# Stated problem
Please pull out every line that includes the string "value".

[START Data supplied]

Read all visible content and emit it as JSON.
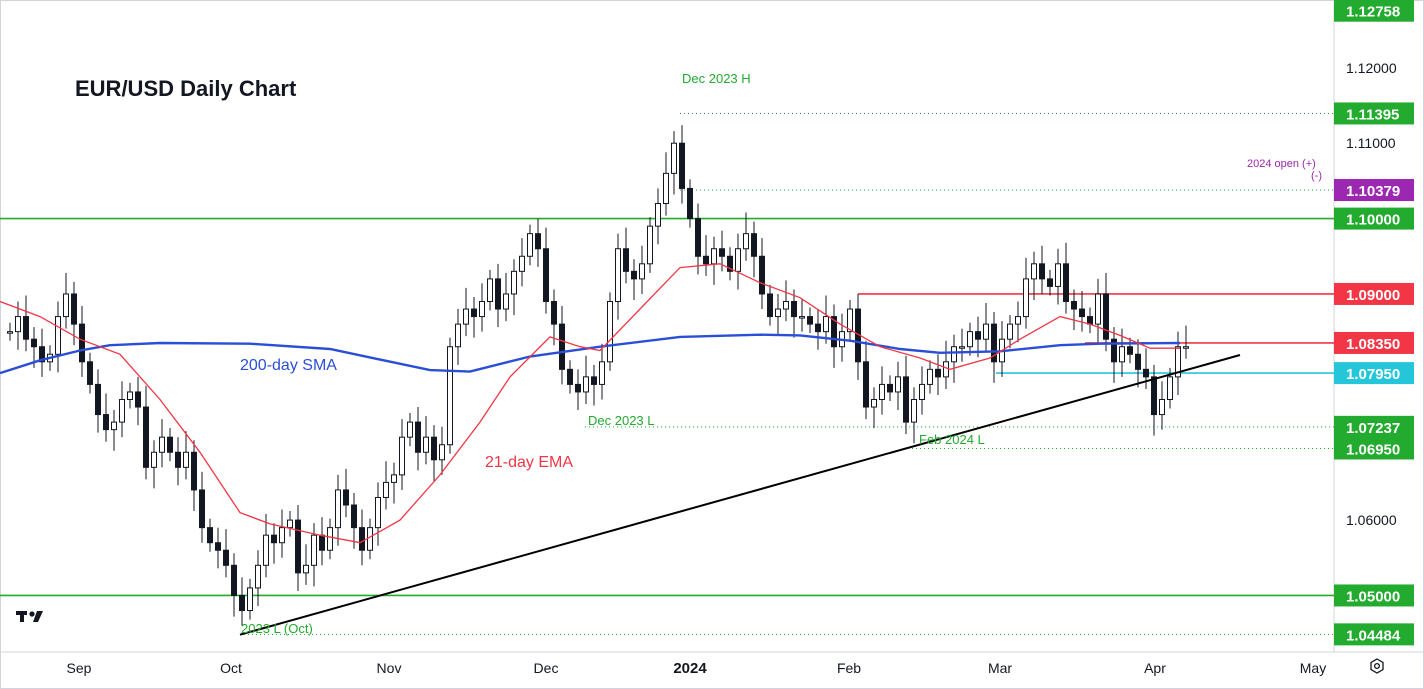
{
  "chart_data": {
    "type": "candlestick",
    "title": "EUR/USD Daily Chart",
    "ylim": [
      1.0425,
      1.129
    ],
    "x_labels": [
      "Sep",
      "Oct",
      "Nov",
      "Dec",
      "2024",
      "Feb",
      "Mar",
      "Apr",
      "May"
    ],
    "y_ticks": [
      "1.12000",
      "1.11000",
      "1.06000"
    ],
    "price_tags": [
      {
        "value": 1.12758,
        "text": "1.12758",
        "color": "#22ab2e"
      },
      {
        "value": 1.11395,
        "text": "1.11395",
        "color": "#22ab2e"
      },
      {
        "value": 1.10379,
        "text": "1.10379",
        "color": "#9c27b0"
      },
      {
        "value": 1.1,
        "text": "1.10000",
        "color": "#22ab2e"
      },
      {
        "value": 1.09,
        "text": "1.09000",
        "color": "#f23645"
      },
      {
        "value": 1.0835,
        "text": "1.08350",
        "color": "#f23645"
      },
      {
        "value": 1.0795,
        "text": "1.07950",
        "color": "#26c6da"
      },
      {
        "value": 1.07237,
        "text": "1.07237",
        "color": "#22ab2e"
      },
      {
        "value": 1.0695,
        "text": "1.06950",
        "color": "#22ab2e"
      },
      {
        "value": 1.05,
        "text": "1.05000",
        "color": "#22ab2e"
      },
      {
        "value": 1.04484,
        "text": "1.04484",
        "color": "#22ab2e"
      }
    ],
    "series": [
      {
        "name": "200-day SMA",
        "color": "#2a4fd6",
        "points": [
          [
            0,
            1.0795
          ],
          [
            40,
            1.0812
          ],
          [
            80,
            1.0825
          ],
          [
            110,
            1.0832
          ],
          [
            160,
            1.0835
          ],
          [
            250,
            1.0834
          ],
          [
            330,
            1.0827
          ],
          [
            430,
            1.0799
          ],
          [
            470,
            1.0797
          ],
          [
            530,
            1.0817
          ],
          [
            600,
            1.083
          ],
          [
            680,
            1.0843
          ],
          [
            760,
            1.0846
          ],
          [
            800,
            1.0845
          ],
          [
            850,
            1.0838
          ],
          [
            900,
            1.0827
          ],
          [
            940,
            1.0822
          ],
          [
            1000,
            1.0824
          ],
          [
            1060,
            1.0832
          ],
          [
            1100,
            1.0834
          ],
          [
            1180,
            1.0835
          ]
        ]
      },
      {
        "name": "21-day EMA",
        "color": "#f23645",
        "points": [
          [
            0,
            1.089
          ],
          [
            40,
            1.087
          ],
          [
            80,
            1.084
          ],
          [
            120,
            1.082
          ],
          [
            160,
            1.076
          ],
          [
            200,
            1.069
          ],
          [
            240,
            1.061
          ],
          [
            270,
            1.0595
          ],
          [
            320,
            1.058
          ],
          [
            360,
            1.057
          ],
          [
            400,
            1.06
          ],
          [
            440,
            1.066
          ],
          [
            480,
            1.073
          ],
          [
            510,
            1.079
          ],
          [
            550,
            1.0843
          ],
          [
            580,
            1.083
          ],
          [
            600,
            1.0825
          ],
          [
            640,
            1.088
          ],
          [
            680,
            1.0935
          ],
          [
            720,
            1.094
          ],
          [
            760,
            1.0915
          ],
          [
            800,
            1.0895
          ],
          [
            840,
            1.086
          ],
          [
            880,
            1.083
          ],
          [
            920,
            1.0815
          ],
          [
            950,
            1.08
          ],
          [
            990,
            1.0815
          ],
          [
            1020,
            1.084
          ],
          [
            1060,
            1.087
          ],
          [
            1090,
            1.086
          ],
          [
            1120,
            1.0845
          ],
          [
            1150,
            1.0828
          ],
          [
            1180,
            1.0828
          ]
        ]
      },
      {
        "name": "Uptrend line",
        "color": "#000000",
        "points": [
          [
            240,
            1.0448
          ],
          [
            1240,
            1.0819
          ]
        ]
      }
    ],
    "candles_close": [
      [
        10,
        1.085
      ],
      [
        18,
        1.087
      ],
      [
        26,
        1.084
      ],
      [
        34,
        1.083
      ],
      [
        42,
        1.081
      ],
      [
        50,
        1.082
      ],
      [
        58,
        1.087
      ],
      [
        66,
        1.09
      ],
      [
        74,
        1.086
      ],
      [
        82,
        1.081
      ],
      [
        90,
        1.078
      ],
      [
        98,
        1.074
      ],
      [
        106,
        1.072
      ],
      [
        114,
        1.073
      ],
      [
        122,
        1.076
      ],
      [
        130,
        1.077
      ],
      [
        138,
        1.075
      ],
      [
        146,
        1.067
      ],
      [
        154,
        1.069
      ],
      [
        162,
        1.071
      ],
      [
        170,
        1.069
      ],
      [
        178,
        1.067
      ],
      [
        186,
        1.069
      ],
      [
        194,
        1.064
      ],
      [
        202,
        1.059
      ],
      [
        210,
        1.057
      ],
      [
        218,
        1.056
      ],
      [
        226,
        1.054
      ],
      [
        234,
        1.05
      ],
      [
        242,
        1.048
      ],
      [
        250,
        1.051
      ],
      [
        258,
        1.054
      ],
      [
        266,
        1.058
      ],
      [
        274,
        1.057
      ],
      [
        282,
        1.059
      ],
      [
        290,
        1.06
      ],
      [
        298,
        1.053
      ],
      [
        306,
        1.054
      ],
      [
        314,
        1.058
      ],
      [
        322,
        1.056
      ],
      [
        330,
        1.059
      ],
      [
        338,
        1.064
      ],
      [
        346,
        1.062
      ],
      [
        354,
        1.059
      ],
      [
        362,
        1.056
      ],
      [
        370,
        1.059
      ],
      [
        378,
        1.063
      ],
      [
        386,
        1.065
      ],
      [
        394,
        1.066
      ],
      [
        402,
        1.071
      ],
      [
        410,
        1.073
      ],
      [
        418,
        1.069
      ],
      [
        426,
        1.071
      ],
      [
        434,
        1.068
      ],
      [
        442,
        1.07
      ],
      [
        450,
        1.083
      ],
      [
        458,
        1.086
      ],
      [
        466,
        1.088
      ],
      [
        474,
        1.087
      ],
      [
        482,
        1.089
      ],
      [
        490,
        1.092
      ],
      [
        498,
        1.088
      ],
      [
        506,
        1.09
      ],
      [
        514,
        1.093
      ],
      [
        522,
        1.095
      ],
      [
        530,
        1.098
      ],
      [
        538,
        1.096
      ],
      [
        546,
        1.089
      ],
      [
        554,
        1.086
      ],
      [
        562,
        1.08
      ],
      [
        570,
        1.078
      ],
      [
        578,
        1.077
      ],
      [
        586,
        1.079
      ],
      [
        594,
        1.078
      ],
      [
        602,
        1.081
      ],
      [
        610,
        1.089
      ],
      [
        618,
        1.096
      ],
      [
        626,
        1.093
      ],
      [
        634,
        1.092
      ],
      [
        642,
        1.094
      ],
      [
        650,
        1.099
      ],
      [
        658,
        1.102
      ],
      [
        666,
        1.106
      ],
      [
        674,
        1.11
      ],
      [
        682,
        1.104
      ],
      [
        690,
        1.1
      ],
      [
        698,
        1.095
      ],
      [
        706,
        1.094
      ],
      [
        714,
        1.096
      ],
      [
        722,
        1.095
      ],
      [
        730,
        1.093
      ],
      [
        738,
        1.096
      ],
      [
        746,
        1.098
      ],
      [
        754,
        1.095
      ],
      [
        762,
        1.09
      ],
      [
        770,
        1.087
      ],
      [
        778,
        1.088
      ],
      [
        786,
        1.089
      ],
      [
        794,
        1.087
      ],
      [
        802,
        1.087
      ],
      [
        810,
        1.086
      ],
      [
        818,
        1.085
      ],
      [
        826,
        1.087
      ],
      [
        834,
        1.083
      ],
      [
        842,
        1.085
      ],
      [
        850,
        1.088
      ],
      [
        858,
        1.081
      ],
      [
        866,
        1.075
      ],
      [
        874,
        1.076
      ],
      [
        882,
        1.078
      ],
      [
        890,
        1.077
      ],
      [
        898,
        1.079
      ],
      [
        906,
        1.073
      ],
      [
        914,
        1.076
      ],
      [
        922,
        1.078
      ],
      [
        930,
        1.08
      ],
      [
        938,
        1.079
      ],
      [
        946,
        1.081
      ],
      [
        954,
        1.083
      ],
      [
        962,
        1.083
      ],
      [
        970,
        1.085
      ],
      [
        978,
        1.084
      ],
      [
        986,
        1.086
      ],
      [
        994,
        1.081
      ],
      [
        1002,
        1.084
      ],
      [
        1010,
        1.086
      ],
      [
        1018,
        1.087
      ],
      [
        1026,
        1.092
      ],
      [
        1034,
        1.094
      ],
      [
        1042,
        1.092
      ],
      [
        1050,
        1.091
      ],
      [
        1058,
        1.094
      ],
      [
        1066,
        1.089
      ],
      [
        1074,
        1.088
      ],
      [
        1082,
        1.087
      ],
      [
        1090,
        1.086
      ],
      [
        1098,
        1.09
      ],
      [
        1106,
        1.084
      ],
      [
        1114,
        1.081
      ],
      [
        1122,
        1.083
      ],
      [
        1130,
        1.082
      ],
      [
        1138,
        1.08
      ],
      [
        1146,
        1.079
      ],
      [
        1154,
        1.074
      ],
      [
        1162,
        1.076
      ],
      [
        1170,
        1.079
      ],
      [
        1178,
        1.083
      ],
      [
        1186,
        1.083
      ]
    ],
    "annotations": [
      {
        "text": "Dec 2023 H",
        "color": "#22ab2e"
      },
      {
        "text": "Dec 2023 L",
        "color": "#22ab2e"
      },
      {
        "text": "Feb 2024 L",
        "color": "#22ab2e"
      },
      {
        "text": "2023 L (Oct)",
        "color": "#22ab2e"
      },
      {
        "text": "2024 open (+)",
        "color": "#9c27b0"
      },
      {
        "text": "(-)",
        "color": "#9c27b0"
      },
      {
        "text": "200-day SMA",
        "color": "#2a4fd6"
      },
      {
        "text": "21-day EMA",
        "color": "#f23645"
      }
    ],
    "logo": "TV",
    "settings_icon": "gear-icon"
  }
}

[END Data supplied]

# Result of the task
        "value": 1.12758,
        "value": 1.11395,
        "value": 1.10379,
        "value": 1.1,
        "value": 1.09,
        "value": 1.0835,
        "value": 1.0795,
        "value": 1.07237,
        "value": 1.0695,
        "value": 1.05,
        "value": 1.04484,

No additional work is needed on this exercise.